**ABOUT THIS EXERCISE:**
Pick the lines holding the string "deaths" out of the records and copy them.

****

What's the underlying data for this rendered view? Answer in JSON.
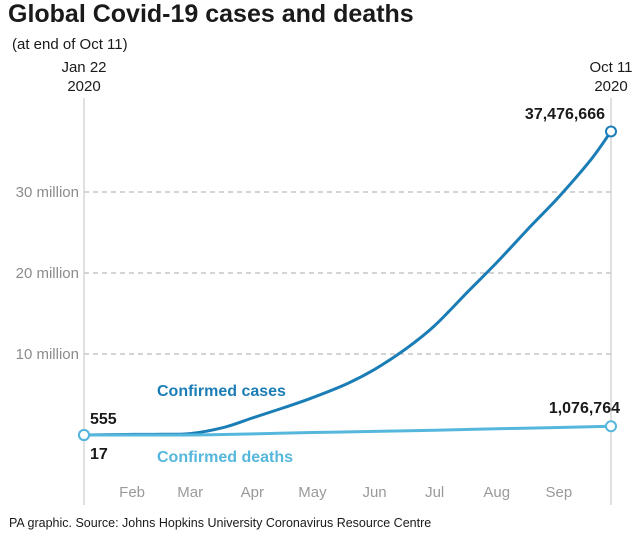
{
  "colors": {
    "cases": "#1a7db5",
    "deaths": "#55b7dc",
    "grid": "#aaaaaa",
    "axis": "#cccccc"
  },
  "chart_data": {
    "type": "line",
    "title": "Global Covid-19 cases and deaths",
    "subtitle": "(at end of Oct 11)",
    "source": "PA graphic. Source: Johns Hopkins University Coronavirus Resource Centre",
    "start_label": [
      "Jan 22",
      "2020"
    ],
    "end_label": [
      "Oct 11",
      "2020"
    ],
    "x_tick_labels": [
      "Feb",
      "Mar",
      "Apr",
      "May",
      "Jun",
      "Jul",
      "Aug",
      "Sep"
    ],
    "x_tick_dates": [
      "2020-02-15",
      "2020-03-15",
      "2020-04-15",
      "2020-05-15",
      "2020-06-15",
      "2020-07-15",
      "2020-08-15",
      "2020-09-15"
    ],
    "x_range": [
      "2020-01-22",
      "2020-10-11"
    ],
    "ylim": [
      0,
      40000000
    ],
    "y_ticks": [
      10000000,
      20000000,
      30000000
    ],
    "y_tick_labels": [
      "10 million",
      "20 million",
      "30 million"
    ],
    "grid": "horizontal dashed",
    "series": [
      {
        "name": "Confirmed cases",
        "key": "cases",
        "start_label": "555",
        "end_label": "37,476,666",
        "points": [
          [
            "2020-01-22",
            555
          ],
          [
            "2020-02-15",
            70000
          ],
          [
            "2020-03-01",
            90000
          ],
          [
            "2020-03-15",
            170000
          ],
          [
            "2020-04-01",
            950000
          ],
          [
            "2020-04-15",
            2100000
          ],
          [
            "2020-05-01",
            3400000
          ],
          [
            "2020-05-15",
            4600000
          ],
          [
            "2020-06-01",
            6300000
          ],
          [
            "2020-06-15",
            8100000
          ],
          [
            "2020-07-01",
            10700000
          ],
          [
            "2020-07-15",
            13500000
          ],
          [
            "2020-08-01",
            17800000
          ],
          [
            "2020-08-15",
            21300000
          ],
          [
            "2020-09-01",
            25800000
          ],
          [
            "2020-09-15",
            29400000
          ],
          [
            "2020-10-01",
            34000000
          ],
          [
            "2020-10-11",
            37476666
          ]
        ]
      },
      {
        "name": "Confirmed deaths",
        "key": "deaths",
        "start_label": "17",
        "end_label": "1,076,764",
        "points": [
          [
            "2020-01-22",
            17
          ],
          [
            "2020-03-15",
            6000
          ],
          [
            "2020-04-15",
            134000
          ],
          [
            "2020-05-15",
            305000
          ],
          [
            "2020-06-15",
            440000
          ],
          [
            "2020-07-15",
            590000
          ],
          [
            "2020-08-15",
            770000
          ],
          [
            "2020-09-15",
            930000
          ],
          [
            "2020-10-11",
            1076764
          ]
        ]
      }
    ]
  }
}
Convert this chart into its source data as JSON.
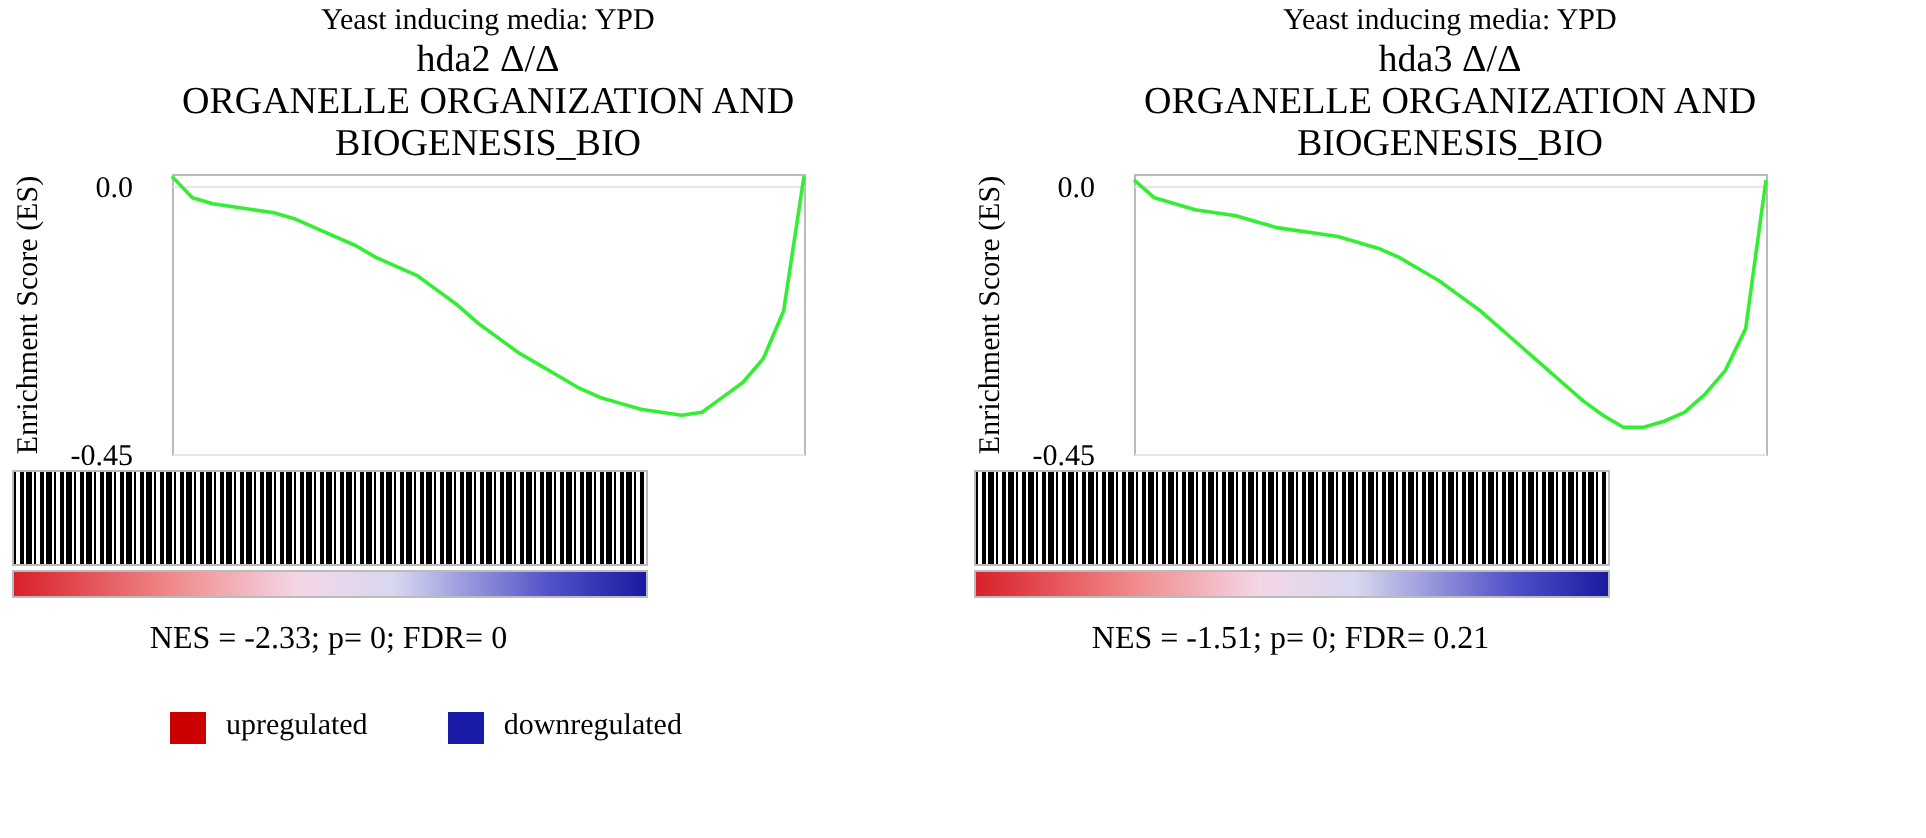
{
  "chart_data": [
    {
      "type": "line",
      "title": "Yeast inducing media: YPD",
      "subtitle": "hda2 Δ/Δ\nORGANELLE ORGANIZATION AND\nBIOGENESIS_BIO",
      "ylabel": "Enrichment  Score (ES)",
      "categories": [
        null,
        null,
        null,
        null,
        null,
        null,
        null,
        null,
        null,
        null,
        null,
        null,
        null,
        null,
        null,
        null,
        null,
        null,
        null,
        null,
        null,
        null,
        null,
        null,
        null,
        null,
        null,
        null,
        null,
        null,
        null,
        null
      ],
      "series": [
        {
          "color": "#33ee33",
          "values": [
            0.016,
            -0.02,
            -0.03,
            -0.035,
            -0.04,
            -0.045,
            -0.055,
            -0.07,
            -0.085,
            -0.1,
            -0.12,
            -0.135,
            -0.15,
            -0.175,
            -0.2,
            -0.23,
            -0.255,
            -0.28,
            -0.3,
            -0.32,
            -0.34,
            -0.355,
            -0.365,
            -0.375,
            -0.38,
            -0.385,
            -0.38,
            -0.355,
            -0.33,
            -0.29,
            -0.21,
            0.016
          ]
        }
      ],
      "ylim": [
        -0.45,
        0.02
      ],
      "yticks": [
        {
          "value": 0,
          "label": "0.0"
        },
        -0.45
      ],
      "tick_labels": "y",
      "grid": "y",
      "marker": "none",
      "annotations": [
        "NES =  -2.33; p= 0; FDR= 0",
        "upregulated",
        "downregulated"
      ]
    },
    {
      "type": "line",
      "title": "Yeast inducing media: YPD",
      "subtitle": "hda3 Δ/Δ\nORGANELLE ORGANIZATION AND\nBIOGENESIS_BIO",
      "ylabel": "Enrichment  Score (ES)",
      "categories": [
        null,
        null,
        null,
        null,
        null,
        null,
        null,
        null,
        null,
        null,
        null,
        null,
        null,
        null,
        null,
        null,
        null,
        null,
        null,
        null,
        null,
        null,
        null,
        null,
        null,
        null,
        null,
        null,
        null,
        null,
        null,
        null
      ],
      "series": [
        {
          "color": "#33ee33",
          "values": [
            0.01,
            -0.02,
            -0.03,
            -0.04,
            -0.045,
            -0.05,
            -0.06,
            -0.07,
            -0.075,
            -0.08,
            -0.085,
            -0.095,
            -0.105,
            -0.12,
            -0.14,
            -0.16,
            -0.185,
            -0.21,
            -0.24,
            -0.27,
            -0.3,
            -0.33,
            -0.36,
            -0.385,
            -0.405,
            -0.405,
            -0.395,
            -0.38,
            -0.35,
            -0.31,
            -0.24,
            0.01
          ]
        }
      ],
      "ylim": [
        -0.45,
        0.02
      ],
      "yticks": [
        {
          "value": 0,
          "label": "0.0"
        },
        -0.45
      ],
      "tick_labels": "y",
      "grid": "y",
      "marker": "none",
      "annotations": [
        "NES = -1.51; p= 0; FDR= 0.21"
      ]
    }
  ]
}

****

**ANSWER TO THIS PROBLEM:**
    "deaths": "#55b7dc",
    "title": "Global Covid-19 cases and deaths",
        "name": "Confirmed deaths",
        "key": "deaths",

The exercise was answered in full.